DATA FOR THIS TASK:
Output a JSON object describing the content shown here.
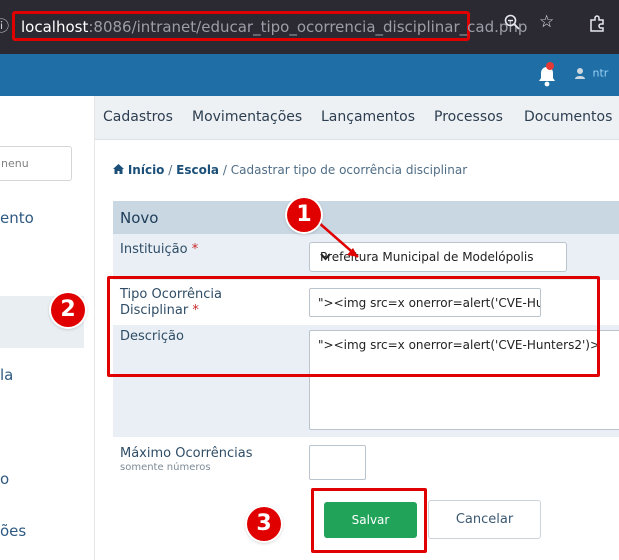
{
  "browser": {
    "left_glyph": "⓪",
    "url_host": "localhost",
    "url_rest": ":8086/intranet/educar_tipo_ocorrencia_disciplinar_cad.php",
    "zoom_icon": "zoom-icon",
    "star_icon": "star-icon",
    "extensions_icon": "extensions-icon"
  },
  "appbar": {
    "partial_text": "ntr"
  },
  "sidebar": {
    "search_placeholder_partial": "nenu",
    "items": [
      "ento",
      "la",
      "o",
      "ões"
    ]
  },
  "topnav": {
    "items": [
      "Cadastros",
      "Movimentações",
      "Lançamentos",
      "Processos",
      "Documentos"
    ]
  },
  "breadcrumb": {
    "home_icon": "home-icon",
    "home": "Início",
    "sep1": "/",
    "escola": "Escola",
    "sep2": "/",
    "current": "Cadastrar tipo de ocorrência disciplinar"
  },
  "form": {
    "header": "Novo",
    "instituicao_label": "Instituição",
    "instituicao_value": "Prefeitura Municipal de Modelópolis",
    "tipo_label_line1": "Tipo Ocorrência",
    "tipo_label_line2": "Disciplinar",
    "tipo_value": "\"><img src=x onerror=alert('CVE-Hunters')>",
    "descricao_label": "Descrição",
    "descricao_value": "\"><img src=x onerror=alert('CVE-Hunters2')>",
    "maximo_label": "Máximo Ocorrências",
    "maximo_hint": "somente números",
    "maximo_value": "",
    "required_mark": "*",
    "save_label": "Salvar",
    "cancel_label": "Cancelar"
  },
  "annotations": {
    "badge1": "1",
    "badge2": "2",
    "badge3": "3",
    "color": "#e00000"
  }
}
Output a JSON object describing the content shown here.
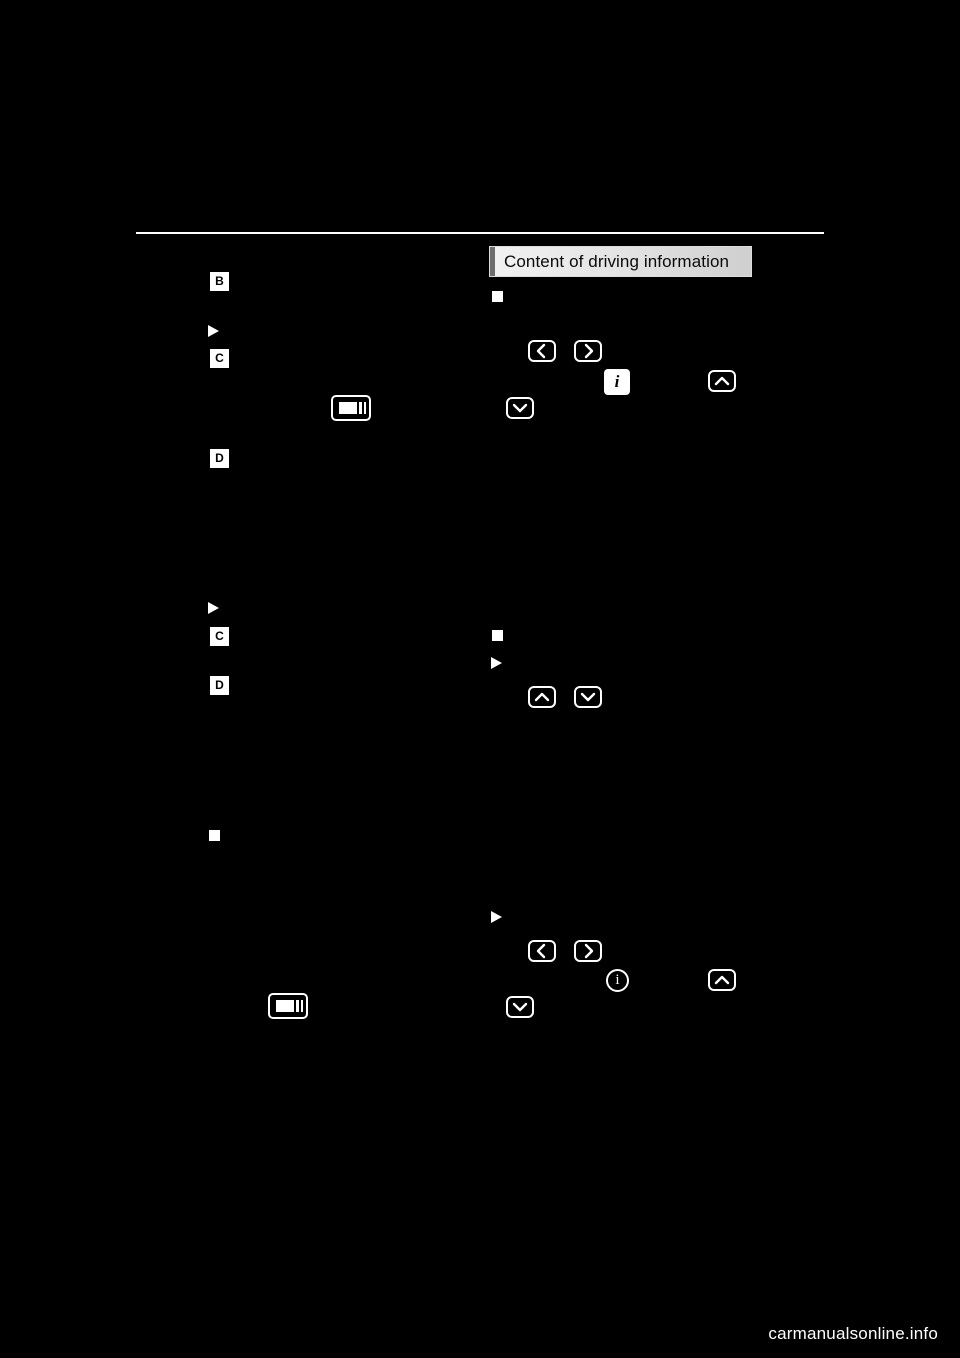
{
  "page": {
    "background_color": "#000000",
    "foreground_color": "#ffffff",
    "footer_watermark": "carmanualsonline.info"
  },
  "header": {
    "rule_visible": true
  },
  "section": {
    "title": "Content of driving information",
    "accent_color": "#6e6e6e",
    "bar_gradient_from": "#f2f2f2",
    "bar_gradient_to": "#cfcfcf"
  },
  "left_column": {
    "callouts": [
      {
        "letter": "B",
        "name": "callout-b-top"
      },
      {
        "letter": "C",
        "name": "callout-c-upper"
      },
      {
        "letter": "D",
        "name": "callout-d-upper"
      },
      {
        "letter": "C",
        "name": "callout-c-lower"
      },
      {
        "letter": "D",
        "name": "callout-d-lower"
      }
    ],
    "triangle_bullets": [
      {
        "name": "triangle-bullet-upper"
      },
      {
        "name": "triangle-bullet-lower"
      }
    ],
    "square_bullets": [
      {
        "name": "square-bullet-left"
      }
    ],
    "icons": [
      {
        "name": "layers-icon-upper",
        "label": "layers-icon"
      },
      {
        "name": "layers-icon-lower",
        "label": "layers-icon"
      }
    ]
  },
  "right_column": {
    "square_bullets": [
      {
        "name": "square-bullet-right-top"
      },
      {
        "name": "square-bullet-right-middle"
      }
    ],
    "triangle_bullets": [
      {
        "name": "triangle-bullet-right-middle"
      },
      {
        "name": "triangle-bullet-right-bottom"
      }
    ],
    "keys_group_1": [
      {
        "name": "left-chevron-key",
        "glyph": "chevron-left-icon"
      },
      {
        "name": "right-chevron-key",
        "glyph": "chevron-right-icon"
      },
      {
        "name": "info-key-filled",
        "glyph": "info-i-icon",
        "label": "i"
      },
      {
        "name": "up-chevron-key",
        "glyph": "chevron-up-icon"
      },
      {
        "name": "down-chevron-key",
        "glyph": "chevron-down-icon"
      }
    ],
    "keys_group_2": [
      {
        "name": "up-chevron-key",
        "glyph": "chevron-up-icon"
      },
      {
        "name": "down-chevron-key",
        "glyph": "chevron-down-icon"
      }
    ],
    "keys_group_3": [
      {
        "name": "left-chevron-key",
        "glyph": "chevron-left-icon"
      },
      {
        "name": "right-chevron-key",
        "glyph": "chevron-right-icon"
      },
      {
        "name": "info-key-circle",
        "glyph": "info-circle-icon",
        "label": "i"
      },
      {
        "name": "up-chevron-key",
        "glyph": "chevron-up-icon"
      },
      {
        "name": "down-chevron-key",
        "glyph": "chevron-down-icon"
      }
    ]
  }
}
...
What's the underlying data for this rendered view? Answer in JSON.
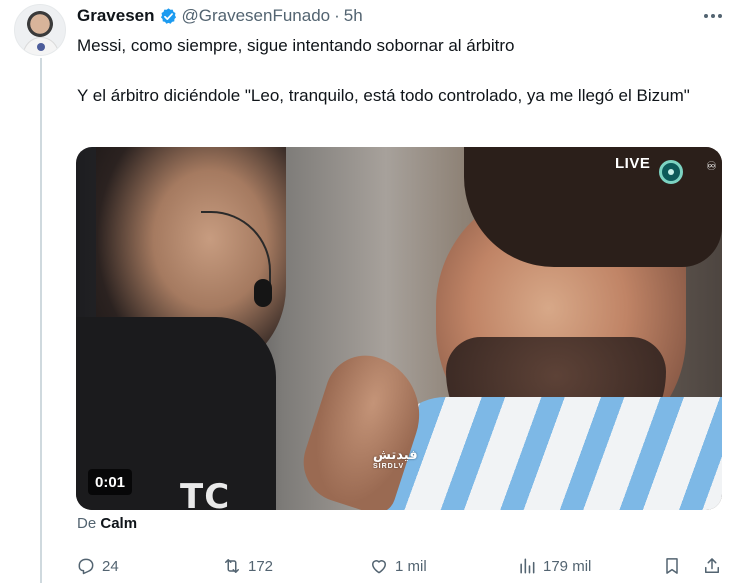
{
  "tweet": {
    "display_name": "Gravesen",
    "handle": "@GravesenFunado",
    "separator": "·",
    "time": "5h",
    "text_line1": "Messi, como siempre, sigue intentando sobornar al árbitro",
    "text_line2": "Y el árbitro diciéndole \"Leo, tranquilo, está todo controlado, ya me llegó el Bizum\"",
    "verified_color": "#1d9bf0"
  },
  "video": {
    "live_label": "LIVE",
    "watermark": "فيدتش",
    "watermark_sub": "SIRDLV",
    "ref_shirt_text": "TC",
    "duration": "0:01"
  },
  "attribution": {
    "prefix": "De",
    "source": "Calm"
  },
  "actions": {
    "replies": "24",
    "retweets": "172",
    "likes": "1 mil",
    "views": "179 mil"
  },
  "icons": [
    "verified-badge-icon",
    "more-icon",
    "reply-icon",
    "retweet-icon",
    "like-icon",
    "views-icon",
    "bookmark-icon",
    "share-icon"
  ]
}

YOUR TASK: Return all lines with the word "upper" in them.

EXERCISE RESULT:
        "name": "callout-c-upper"
        "name": "callout-d-upper"
        "name": "triangle-bullet-upper"
        "name": "layers-icon-upper",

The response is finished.